SHORT EXERCISE → The records that follow must be reproduced in full, exactly as written.

PROVIDED INFORMATION →
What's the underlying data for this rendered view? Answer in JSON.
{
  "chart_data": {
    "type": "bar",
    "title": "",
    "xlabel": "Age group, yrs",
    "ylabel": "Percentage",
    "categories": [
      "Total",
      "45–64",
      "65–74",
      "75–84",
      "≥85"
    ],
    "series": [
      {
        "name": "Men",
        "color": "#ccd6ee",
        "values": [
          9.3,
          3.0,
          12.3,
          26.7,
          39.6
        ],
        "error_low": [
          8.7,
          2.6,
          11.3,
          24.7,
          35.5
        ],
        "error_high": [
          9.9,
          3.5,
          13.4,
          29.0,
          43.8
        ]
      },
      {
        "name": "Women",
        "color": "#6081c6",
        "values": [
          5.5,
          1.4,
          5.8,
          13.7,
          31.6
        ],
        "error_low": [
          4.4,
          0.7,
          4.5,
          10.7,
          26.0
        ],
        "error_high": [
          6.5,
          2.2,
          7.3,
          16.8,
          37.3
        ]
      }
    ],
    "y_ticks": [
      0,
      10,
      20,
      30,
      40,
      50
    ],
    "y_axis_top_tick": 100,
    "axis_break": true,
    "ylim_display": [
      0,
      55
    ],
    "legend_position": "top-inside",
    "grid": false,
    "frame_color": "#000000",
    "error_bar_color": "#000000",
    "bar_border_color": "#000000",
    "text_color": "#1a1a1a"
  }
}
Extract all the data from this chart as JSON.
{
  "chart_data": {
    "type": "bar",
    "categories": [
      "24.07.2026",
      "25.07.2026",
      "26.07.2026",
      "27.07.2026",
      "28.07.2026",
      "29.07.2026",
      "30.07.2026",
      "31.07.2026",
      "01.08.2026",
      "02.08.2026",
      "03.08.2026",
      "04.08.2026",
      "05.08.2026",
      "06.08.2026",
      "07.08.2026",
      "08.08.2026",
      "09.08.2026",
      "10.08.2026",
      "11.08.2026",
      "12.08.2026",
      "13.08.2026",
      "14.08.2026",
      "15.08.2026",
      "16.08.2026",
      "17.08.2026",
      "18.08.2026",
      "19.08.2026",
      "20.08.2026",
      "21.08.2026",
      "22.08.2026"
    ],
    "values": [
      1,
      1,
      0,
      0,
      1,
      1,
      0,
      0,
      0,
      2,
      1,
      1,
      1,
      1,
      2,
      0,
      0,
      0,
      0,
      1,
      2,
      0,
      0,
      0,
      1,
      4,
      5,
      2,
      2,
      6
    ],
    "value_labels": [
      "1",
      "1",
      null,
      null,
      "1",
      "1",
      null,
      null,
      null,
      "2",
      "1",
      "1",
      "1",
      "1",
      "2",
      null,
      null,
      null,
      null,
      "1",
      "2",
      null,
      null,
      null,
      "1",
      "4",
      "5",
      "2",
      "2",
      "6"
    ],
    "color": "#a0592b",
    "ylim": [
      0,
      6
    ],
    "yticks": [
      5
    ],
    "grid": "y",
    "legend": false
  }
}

EXPECTED ANSWER →
What's the underlying data for this rendered view? Answer in JSON.
{
  "chart_data": {
    "type": "bar",
    "title": "",
    "xlabel": "Age group, yrs",
    "ylabel": "Percentage",
    "categories": [
      "Total",
      "45–64",
      "65–74",
      "75–84",
      "≥85"
    ],
    "series": [
      {
        "name": "Men",
        "color": "#ccd6ee",
        "values": [
          9.3,
          3.0,
          12.3,
          26.7,
          39.6
        ],
        "error_low": [
          8.7,
          2.6,
          11.3,
          24.7,
          35.5
        ],
        "error_high": [
          9.9,
          3.5,
          13.4,
          29.0,
          43.8
        ]
      },
      {
        "name": "Women",
        "color": "#6081c6",
        "values": [
          5.5,
          1.4,
          5.8,
          13.7,
          31.6
        ],
        "error_low": [
          4.4,
          0.7,
          4.5,
          10.7,
          26.0
        ],
        "error_high": [
          6.5,
          2.2,
          7.3,
          16.8,
          37.3
        ]
      }
    ],
    "y_ticks": [
      0,
      10,
      20,
      30,
      40,
      50
    ],
    "y_axis_top_tick": 100,
    "axis_break": true,
    "ylim_display": [
      0,
      55
    ],
    "legend_position": "top-inside",
    "grid": false,
    "frame_color": "#000000",
    "error_bar_color": "#000000",
    "bar_border_color": "#000000",
    "text_color": "#1a1a1a"
  }
}
Extract all the data from this chart as JSON.
{
  "chart_data": {
    "type": "bar",
    "categories": [
      "24.07.2026",
      "25.07.2026",
      "26.07.2026",
      "27.07.2026",
      "28.07.2026",
      "29.07.2026",
      "30.07.2026",
      "31.07.2026",
      "01.08.2026",
      "02.08.2026",
      "03.08.2026",
      "04.08.2026",
      "05.08.2026",
      "06.08.2026",
      "07.08.2026",
      "08.08.2026",
      "09.08.2026",
      "10.08.2026",
      "11.08.2026",
      "12.08.2026",
      "13.08.2026",
      "14.08.2026",
      "15.08.2026",
      "16.08.2026",
      "17.08.2026",
      "18.08.2026",
      "19.08.2026",
      "20.08.2026",
      "21.08.2026",
      "22.08.2026"
    ],
    "values": [
      1,
      1,
      0,
      0,
      1,
      1,
      0,
      0,
      0,
      2,
      1,
      1,
      1,
      1,
      2,
      0,
      0,
      0,
      0,
      1,
      2,
      0,
      0,
      0,
      1,
      4,
      5,
      2,
      2,
      6
    ],
    "value_labels": [
      "1",
      "1",
      null,
      null,
      "1",
      "1",
      null,
      null,
      null,
      "2",
      "1",
      "1",
      "1",
      "1",
      "2",
      null,
      null,
      null,
      null,
      "1",
      "2",
      null,
      null,
      null,
      "1",
      "4",
      "5",
      "2",
      "2",
      "6"
    ],
    "color": "#a0592b",
    "ylim": [
      0,
      6
    ],
    "yticks": [
      5
    ],
    "grid": "y",
    "legend": false
  }
}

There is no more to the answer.